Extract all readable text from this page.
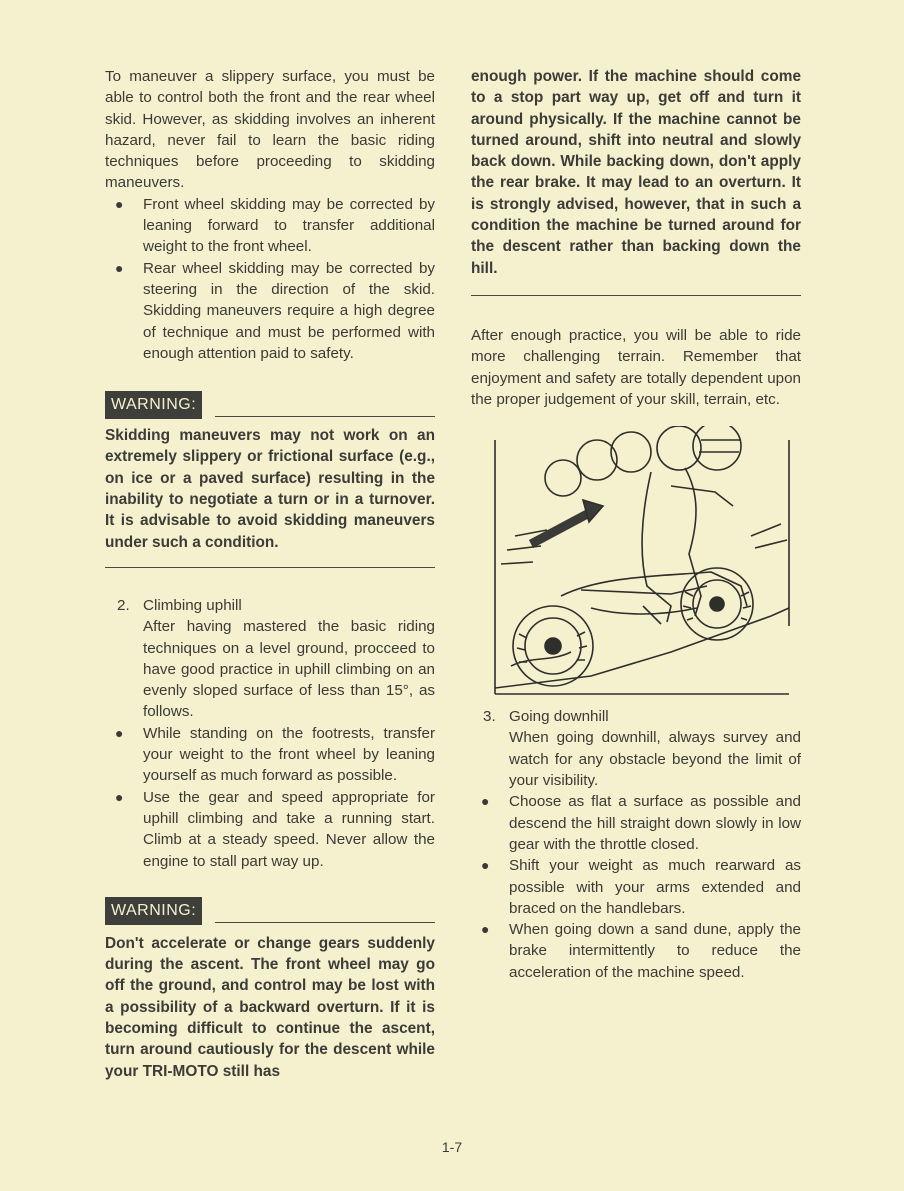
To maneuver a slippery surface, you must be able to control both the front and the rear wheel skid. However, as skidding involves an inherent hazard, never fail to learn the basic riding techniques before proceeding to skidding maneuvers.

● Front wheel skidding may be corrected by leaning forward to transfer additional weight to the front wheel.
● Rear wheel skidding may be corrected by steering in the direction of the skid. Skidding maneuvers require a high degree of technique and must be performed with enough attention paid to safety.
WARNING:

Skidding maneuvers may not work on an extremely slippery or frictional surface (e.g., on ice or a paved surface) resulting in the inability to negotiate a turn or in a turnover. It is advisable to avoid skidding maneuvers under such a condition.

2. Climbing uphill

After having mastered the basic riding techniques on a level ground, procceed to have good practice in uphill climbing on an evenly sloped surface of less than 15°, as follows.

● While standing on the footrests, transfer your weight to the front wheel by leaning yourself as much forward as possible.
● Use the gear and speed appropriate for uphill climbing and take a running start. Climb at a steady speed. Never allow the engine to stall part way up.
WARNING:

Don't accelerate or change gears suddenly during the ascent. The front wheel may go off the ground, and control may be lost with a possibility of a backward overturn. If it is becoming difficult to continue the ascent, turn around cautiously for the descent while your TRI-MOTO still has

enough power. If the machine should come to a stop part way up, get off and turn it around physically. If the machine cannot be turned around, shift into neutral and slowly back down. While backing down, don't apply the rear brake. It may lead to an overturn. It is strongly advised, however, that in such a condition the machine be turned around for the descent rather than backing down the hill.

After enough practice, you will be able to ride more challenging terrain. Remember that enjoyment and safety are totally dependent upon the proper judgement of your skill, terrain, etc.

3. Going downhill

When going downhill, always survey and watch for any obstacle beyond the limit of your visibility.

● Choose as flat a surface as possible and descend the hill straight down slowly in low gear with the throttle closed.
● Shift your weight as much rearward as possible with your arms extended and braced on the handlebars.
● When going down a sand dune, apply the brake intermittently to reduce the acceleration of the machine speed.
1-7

▸ Task directions: Reproduce each line word for word and drop the pictures.

▸ Solution:
Extract all readable text from this page.
To maneuver a slippery surface, you must be able to control both the front and the rear wheel skid. However, as skidding involves an inherent hazard, never fail to learn the basic riding techniques before proceeding to skidding maneuvers.

● Front wheel skidding may be corrected by leaning forward to transfer additional weight to the front wheel.
● Rear wheel skidding may be corrected by steering in the direction of the skid. Skidding maneuvers require a high degree of technique and must be performed with enough attention paid to safety.
WARNING:

Skidding maneuvers may not work on an extremely slippery or frictional surface (e.g., on ice or a paved surface) resulting in the inability to negotiate a turn or in a turnover. It is advisable to avoid skidding maneuvers under such a condition.

2. Climbing uphill

After having mastered the basic riding techniques on a level ground, procceed to have good practice in uphill climbing on an evenly sloped surface of less than 15°, as follows.

● While standing on the footrests, transfer your weight to the front wheel by leaning yourself as much forward as possible.
● Use the gear and speed appropriate for uphill climbing and take a running start. Climb at a steady speed. Never allow the engine to stall part way up.
WARNING:

Don't accelerate or change gears suddenly during the ascent. The front wheel may go off the ground, and control may be lost with a possibility of a backward overturn. If it is becoming difficult to continue the ascent, turn around cautiously for the descent while your TRI-MOTO still has

enough power. If the machine should come to a stop part way up, get off and turn it around physically. If the machine cannot be turned around, shift into neutral and slowly back down. While backing down, don't apply the rear brake. It may lead to an overturn. It is strongly advised, however, that in such a condition the machine be turned around for the descent rather than backing down the hill.

After enough practice, you will be able to ride more challenging terrain. Remember that enjoyment and safety are totally dependent upon the proper judgement of your skill, terrain, etc.

3. Going downhill

When going downhill, always survey and watch for any obstacle beyond the limit of your visibility.

● Choose as flat a surface as possible and descend the hill straight down slowly in low gear with the throttle closed.
● Shift your weight as much rearward as possible with your arms extended and braced on the handlebars.
● When going down a sand dune, apply the brake intermittently to reduce the acceleration of the machine speed.
1-7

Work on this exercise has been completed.